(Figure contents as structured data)
┄┄┄┄┄┄┄┄┄┄┄┄┄┄┄┄┄┄┄┄

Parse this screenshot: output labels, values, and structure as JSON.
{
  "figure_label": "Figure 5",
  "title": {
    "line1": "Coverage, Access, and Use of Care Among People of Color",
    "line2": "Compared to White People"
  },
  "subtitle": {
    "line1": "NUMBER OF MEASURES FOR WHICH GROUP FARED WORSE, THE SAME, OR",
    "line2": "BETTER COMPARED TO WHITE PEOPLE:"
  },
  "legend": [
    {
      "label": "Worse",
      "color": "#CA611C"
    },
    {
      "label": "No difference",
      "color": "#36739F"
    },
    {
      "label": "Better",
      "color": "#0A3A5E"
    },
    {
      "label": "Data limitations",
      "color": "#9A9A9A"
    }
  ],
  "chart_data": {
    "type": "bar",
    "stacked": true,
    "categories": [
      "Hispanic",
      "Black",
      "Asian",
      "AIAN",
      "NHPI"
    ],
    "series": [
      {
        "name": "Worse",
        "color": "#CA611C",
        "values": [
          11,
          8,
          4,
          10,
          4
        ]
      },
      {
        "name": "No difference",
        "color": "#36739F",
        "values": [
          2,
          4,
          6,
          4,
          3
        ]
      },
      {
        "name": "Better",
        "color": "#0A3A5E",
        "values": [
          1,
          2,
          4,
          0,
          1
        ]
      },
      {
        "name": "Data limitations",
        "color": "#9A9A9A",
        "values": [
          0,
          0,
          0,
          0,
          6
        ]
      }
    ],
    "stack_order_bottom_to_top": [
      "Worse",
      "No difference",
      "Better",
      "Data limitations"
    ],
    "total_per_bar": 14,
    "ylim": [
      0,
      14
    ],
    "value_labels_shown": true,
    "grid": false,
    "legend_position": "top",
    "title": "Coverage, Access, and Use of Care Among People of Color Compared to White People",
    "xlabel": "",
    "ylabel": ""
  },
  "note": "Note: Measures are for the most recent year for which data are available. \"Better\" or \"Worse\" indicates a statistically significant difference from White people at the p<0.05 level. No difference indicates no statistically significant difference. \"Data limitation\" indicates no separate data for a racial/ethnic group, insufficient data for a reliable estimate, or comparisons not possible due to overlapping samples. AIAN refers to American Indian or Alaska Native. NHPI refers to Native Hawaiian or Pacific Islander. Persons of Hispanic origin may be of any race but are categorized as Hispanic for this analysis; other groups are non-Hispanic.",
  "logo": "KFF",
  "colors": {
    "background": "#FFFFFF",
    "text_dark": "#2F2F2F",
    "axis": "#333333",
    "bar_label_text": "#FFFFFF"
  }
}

┄┄┄┄┄┄┄┄┄┄┄┄┄┄┄┄┄┄┄┄

Aim of the task — In full and verbatim, repeat the records given above.

Output below —
Parse this screenshot: output labels, values, and structure as JSON.
{
  "figure_label": "Figure 5",
  "title": {
    "line1": "Coverage, Access, and Use of Care Among People of Color",
    "line2": "Compared to White People"
  },
  "subtitle": {
    "line1": "NUMBER OF MEASURES FOR WHICH GROUP FARED WORSE, THE SAME, OR",
    "line2": "BETTER COMPARED TO WHITE PEOPLE:"
  },
  "legend": [
    {
      "label": "Worse",
      "color": "#CA611C"
    },
    {
      "label": "No difference",
      "color": "#36739F"
    },
    {
      "label": "Better",
      "color": "#0A3A5E"
    },
    {
      "label": "Data limitations",
      "color": "#9A9A9A"
    }
  ],
  "chart_data": {
    "type": "bar",
    "stacked": true,
    "categories": [
      "Hispanic",
      "Black",
      "Asian",
      "AIAN",
      "NHPI"
    ],
    "series": [
      {
        "name": "Worse",
        "color": "#CA611C",
        "values": [
          11,
          8,
          4,
          10,
          4
        ]
      },
      {
        "name": "No difference",
        "color": "#36739F",
        "values": [
          2,
          4,
          6,
          4,
          3
        ]
      },
      {
        "name": "Better",
        "color": "#0A3A5E",
        "values": [
          1,
          2,
          4,
          0,
          1
        ]
      },
      {
        "name": "Data limitations",
        "color": "#9A9A9A",
        "values": [
          0,
          0,
          0,
          0,
          6
        ]
      }
    ],
    "stack_order_bottom_to_top": [
      "Worse",
      "No difference",
      "Better",
      "Data limitations"
    ],
    "total_per_bar": 14,
    "ylim": [
      0,
      14
    ],
    "value_labels_shown": true,
    "grid": false,
    "legend_position": "top",
    "title": "Coverage, Access, and Use of Care Among People of Color Compared to White People",
    "xlabel": "",
    "ylabel": ""
  },
  "note": "Note: Measures are for the most recent year for which data are available. \"Better\" or \"Worse\" indicates a statistically significant difference from White people at the p<0.05 level. No difference indicates no statistically significant difference. \"Data limitation\" indicates no separate data for a racial/ethnic group, insufficient data for a reliable estimate, or comparisons not possible due to overlapping samples. AIAN refers to American Indian or Alaska Native. NHPI refers to Native Hawaiian or Pacific Islander. Persons of Hispanic origin may be of any race but are categorized as Hispanic for this analysis; other groups are non-Hispanic.",
  "logo": "KFF",
  "colors": {
    "background": "#FFFFFF",
    "text_dark": "#2F2F2F",
    "axis": "#333333",
    "bar_label_text": "#FFFFFF"
  }
}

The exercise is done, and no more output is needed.